**Problem requirements:** Every line of the material that follows must be printed again exactly.

%%

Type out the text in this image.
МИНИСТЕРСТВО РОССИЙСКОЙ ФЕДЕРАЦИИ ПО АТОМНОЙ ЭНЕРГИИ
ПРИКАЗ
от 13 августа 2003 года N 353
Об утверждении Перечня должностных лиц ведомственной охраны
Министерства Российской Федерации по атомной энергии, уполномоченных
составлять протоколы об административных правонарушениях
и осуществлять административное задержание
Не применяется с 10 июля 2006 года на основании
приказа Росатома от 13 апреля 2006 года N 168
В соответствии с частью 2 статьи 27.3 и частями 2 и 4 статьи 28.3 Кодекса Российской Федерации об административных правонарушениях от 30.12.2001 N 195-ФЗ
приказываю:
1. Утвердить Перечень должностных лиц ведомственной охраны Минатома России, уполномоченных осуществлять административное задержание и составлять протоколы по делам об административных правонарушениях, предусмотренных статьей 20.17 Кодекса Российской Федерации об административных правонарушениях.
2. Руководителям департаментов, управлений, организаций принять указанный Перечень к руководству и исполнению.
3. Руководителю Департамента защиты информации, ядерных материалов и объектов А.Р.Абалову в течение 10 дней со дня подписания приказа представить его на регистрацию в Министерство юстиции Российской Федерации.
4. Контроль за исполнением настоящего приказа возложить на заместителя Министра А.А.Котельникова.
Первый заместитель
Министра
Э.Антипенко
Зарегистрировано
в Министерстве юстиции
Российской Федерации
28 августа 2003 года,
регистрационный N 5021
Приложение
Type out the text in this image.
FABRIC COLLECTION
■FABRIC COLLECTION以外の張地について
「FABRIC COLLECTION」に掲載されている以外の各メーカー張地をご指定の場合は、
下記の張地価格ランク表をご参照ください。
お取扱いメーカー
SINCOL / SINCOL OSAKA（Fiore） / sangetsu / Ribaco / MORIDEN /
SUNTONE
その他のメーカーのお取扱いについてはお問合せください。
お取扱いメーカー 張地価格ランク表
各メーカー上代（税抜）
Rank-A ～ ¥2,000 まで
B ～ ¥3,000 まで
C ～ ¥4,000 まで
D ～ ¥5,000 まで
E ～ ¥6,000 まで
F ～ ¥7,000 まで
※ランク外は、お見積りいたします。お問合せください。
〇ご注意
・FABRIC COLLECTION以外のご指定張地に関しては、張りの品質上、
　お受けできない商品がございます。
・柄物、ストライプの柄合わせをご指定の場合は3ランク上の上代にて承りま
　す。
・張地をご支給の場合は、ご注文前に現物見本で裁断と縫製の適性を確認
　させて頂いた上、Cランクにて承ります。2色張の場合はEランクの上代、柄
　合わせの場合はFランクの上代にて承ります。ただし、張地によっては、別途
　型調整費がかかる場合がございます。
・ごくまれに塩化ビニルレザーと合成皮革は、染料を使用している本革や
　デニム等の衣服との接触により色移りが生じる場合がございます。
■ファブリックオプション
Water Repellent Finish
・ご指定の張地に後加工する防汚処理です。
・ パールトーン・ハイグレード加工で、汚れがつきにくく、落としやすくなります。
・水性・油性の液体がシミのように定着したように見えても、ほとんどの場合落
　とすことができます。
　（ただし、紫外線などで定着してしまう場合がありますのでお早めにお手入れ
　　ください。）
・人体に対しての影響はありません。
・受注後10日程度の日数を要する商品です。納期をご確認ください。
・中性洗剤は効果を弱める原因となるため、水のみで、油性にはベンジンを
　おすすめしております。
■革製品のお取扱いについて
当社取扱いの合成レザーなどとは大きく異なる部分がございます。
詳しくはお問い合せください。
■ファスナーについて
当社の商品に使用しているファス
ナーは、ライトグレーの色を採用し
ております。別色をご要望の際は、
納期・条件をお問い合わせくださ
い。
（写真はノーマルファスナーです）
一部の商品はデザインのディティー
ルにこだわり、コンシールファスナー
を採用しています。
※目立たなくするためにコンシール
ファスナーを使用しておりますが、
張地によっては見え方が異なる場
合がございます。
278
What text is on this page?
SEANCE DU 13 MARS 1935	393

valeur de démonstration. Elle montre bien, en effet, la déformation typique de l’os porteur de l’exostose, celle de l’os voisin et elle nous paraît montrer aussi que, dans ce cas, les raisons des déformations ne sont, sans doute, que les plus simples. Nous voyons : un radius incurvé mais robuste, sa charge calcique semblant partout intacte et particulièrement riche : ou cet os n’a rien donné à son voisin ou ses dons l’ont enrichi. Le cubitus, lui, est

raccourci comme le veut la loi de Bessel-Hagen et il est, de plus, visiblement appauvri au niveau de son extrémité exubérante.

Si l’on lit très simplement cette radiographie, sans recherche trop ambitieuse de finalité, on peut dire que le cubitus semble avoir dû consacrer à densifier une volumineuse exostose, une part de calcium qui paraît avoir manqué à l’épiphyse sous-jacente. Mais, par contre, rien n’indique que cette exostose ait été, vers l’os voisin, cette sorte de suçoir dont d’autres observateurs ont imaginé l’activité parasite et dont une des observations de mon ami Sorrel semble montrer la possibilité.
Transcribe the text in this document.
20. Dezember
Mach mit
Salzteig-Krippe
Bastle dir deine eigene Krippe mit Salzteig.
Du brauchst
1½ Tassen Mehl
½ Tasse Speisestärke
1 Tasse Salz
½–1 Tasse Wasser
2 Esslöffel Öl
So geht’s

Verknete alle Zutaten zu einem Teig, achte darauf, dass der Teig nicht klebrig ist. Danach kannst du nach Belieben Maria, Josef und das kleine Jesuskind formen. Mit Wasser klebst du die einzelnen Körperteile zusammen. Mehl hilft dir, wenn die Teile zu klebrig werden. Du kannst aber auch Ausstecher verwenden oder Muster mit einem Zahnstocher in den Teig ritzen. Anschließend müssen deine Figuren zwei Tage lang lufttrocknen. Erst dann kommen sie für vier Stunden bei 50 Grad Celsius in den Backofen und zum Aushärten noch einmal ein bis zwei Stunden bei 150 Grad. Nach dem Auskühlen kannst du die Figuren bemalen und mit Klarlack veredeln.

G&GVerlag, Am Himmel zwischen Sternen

%%

**Task output:**
Type out the text in this image.
МИНИСТЕРСТВО РОССИЙСКОЙ ФЕДЕРАЦИИ ПО АТОМНОЙ ЭНЕРГИИ
ПРИКАЗ
от 13 августа 2003 года N 353
Об утверждении Перечня должностных лиц ведомственной охраны
Министерства Российской Федерации по атомной энергии, уполномоченных
составлять протоколы об административных правонарушениях
и осуществлять административное задержание
Не применяется с 10 июля 2006 года на основании
приказа Росатома от 13 апреля 2006 года N 168
В соответствии с частью 2 статьи 27.3 и частями 2 и 4 статьи 28.3 Кодекса Российской Федерации об административных правонарушениях от 30.12.2001 N 195-ФЗ
приказываю:
1. Утвердить Перечень должностных лиц ведомственной охраны Минатома России, уполномоченных осуществлять административное задержание и составлять протоколы по делам об административных правонарушениях, предусмотренных статьей 20.17 Кодекса Российской Федерации об административных правонарушениях.
2. Руководителям департаментов, управлений, организаций принять указанный Перечень к руководству и исполнению.
3. Руководителю Департамента защиты информации, ядерных материалов и объектов А.Р.Абалову в течение 10 дней со дня подписания приказа представить его на регистрацию в Министерство юстиции Российской Федерации.
4. Контроль за исполнением настоящего приказа возложить на заместителя Министра А.А.Котельникова.
Первый заместитель
Министра
Э.Антипенко
Зарегистрировано
в Министерстве юстиции
Российской Федерации
28 августа 2003 года,
регистрационный N 5021
Приложение
Type out the text in this image.
FABRIC COLLECTION
■FABRIC COLLECTION以外の張地について
「FABRIC COLLECTION」に掲載されている以外の各メーカー張地をご指定の場合は、
下記の張地価格ランク表をご参照ください。
お取扱いメーカー
SINCOL / SINCOL OSAKA（Fiore） / sangetsu / Ribaco / MORIDEN /
SUNTONE
その他のメーカーのお取扱いについてはお問合せください。
お取扱いメーカー 張地価格ランク表
各メーカー上代（税抜）
Rank-A ～ ¥2,000 まで
B ～ ¥3,000 まで
C ～ ¥4,000 まで
D ～ ¥5,000 まで
E ～ ¥6,000 まで
F ～ ¥7,000 まで
※ランク外は、お見積りいたします。お問合せください。
〇ご注意
・FABRIC COLLECTION以外のご指定張地に関しては、張りの品質上、
　お受けできない商品がございます。
・柄物、ストライプの柄合わせをご指定の場合は3ランク上の上代にて承りま
　す。
・張地をご支給の場合は、ご注文前に現物見本で裁断と縫製の適性を確認
　させて頂いた上、Cランクにて承ります。2色張の場合はEランクの上代、柄
　合わせの場合はFランクの上代にて承ります。ただし、張地によっては、別途
　型調整費がかかる場合がございます。
・ごくまれに塩化ビニルレザーと合成皮革は、染料を使用している本革や
　デニム等の衣服との接触により色移りが生じる場合がございます。
■ファブリックオプション
Water Repellent Finish
・ご指定の張地に後加工する防汚処理です。
・ パールトーン・ハイグレード加工で、汚れがつきにくく、落としやすくなります。
・水性・油性の液体がシミのように定着したように見えても、ほとんどの場合落
　とすことができます。
　（ただし、紫外線などで定着してしまう場合がありますのでお早めにお手入れ
　　ください。）
・人体に対しての影響はありません。
・受注後10日程度の日数を要する商品です。納期をご確認ください。
・中性洗剤は効果を弱める原因となるため、水のみで、油性にはベンジンを
　おすすめしております。
■革製品のお取扱いについて
当社取扱いの合成レザーなどとは大きく異なる部分がございます。
詳しくはお問い合せください。
■ファスナーについて
当社の商品に使用しているファス
ナーは、ライトグレーの色を採用し
ております。別色をご要望の際は、
納期・条件をお問い合わせくださ
い。
（写真はノーマルファスナーです）
一部の商品はデザインのディティー
ルにこだわり、コンシールファスナー
を採用しています。
※目立たなくするためにコンシール
ファスナーを使用しておりますが、
張地によっては見え方が異なる場
合がございます。
278
What text is on this page?
SEANCE DU 13 MARS 1935	393

valeur de démonstration. Elle montre bien, en effet, la déformation typique de l’os porteur de l’exostose, celle de l’os voisin et elle nous paraît montrer aussi que, dans ce cas, les raisons des déformations ne sont, sans doute, que les plus simples. Nous voyons : un radius incurvé mais robuste, sa charge calcique semblant partout intacte et particulièrement riche : ou cet os n’a rien donné à son voisin ou ses dons l’ont enrichi. Le cubitus, lui, est

raccourci comme le veut la loi de Bessel-Hagen et il est, de plus, visiblement appauvri au niveau de son extrémité exubérante.

Si l’on lit très simplement cette radiographie, sans recherche trop ambitieuse de finalité, on peut dire que le cubitus semble avoir dû consacrer à densifier une volumineuse exostose, une part de calcium qui paraît avoir manqué à l’épiphyse sous-jacente. Mais, par contre, rien n’indique que cette exostose ait été, vers l’os voisin, cette sorte de suçoir dont d’autres observateurs ont imaginé l’activité parasite et dont une des observations de mon ami Sorrel semble montrer la possibilité.
Transcribe the text in this document.
20. Dezember
Mach mit
Salzteig-Krippe
Bastle dir deine eigene Krippe mit Salzteig.
Du brauchst
1½ Tassen Mehl
½ Tasse Speisestärke
1 Tasse Salz
½–1 Tasse Wasser
2 Esslöffel Öl
So geht’s

Verknete alle Zutaten zu einem Teig, achte darauf, dass der Teig nicht klebrig ist. Danach kannst du nach Belieben Maria, Josef und das kleine Jesuskind formen. Mit Wasser klebst du die einzelnen Körperteile zusammen. Mehl hilft dir, wenn die Teile zu klebrig werden. Du kannst aber auch Ausstecher verwenden oder Muster mit einem Zahnstocher in den Teig ritzen. Anschließend müssen deine Figuren zwei Tage lang lufttrocknen. Erst dann kommen sie für vier Stunden bei 50 Grad Celsius in den Backofen und zum Aushärten noch einmal ein bis zwei Stunden bei 150 Grad. Nach dem Auskühlen kannst du die Figuren bemalen und mit Klarlack veredeln.

G&GVerlag, Am Himmel zwischen Sternen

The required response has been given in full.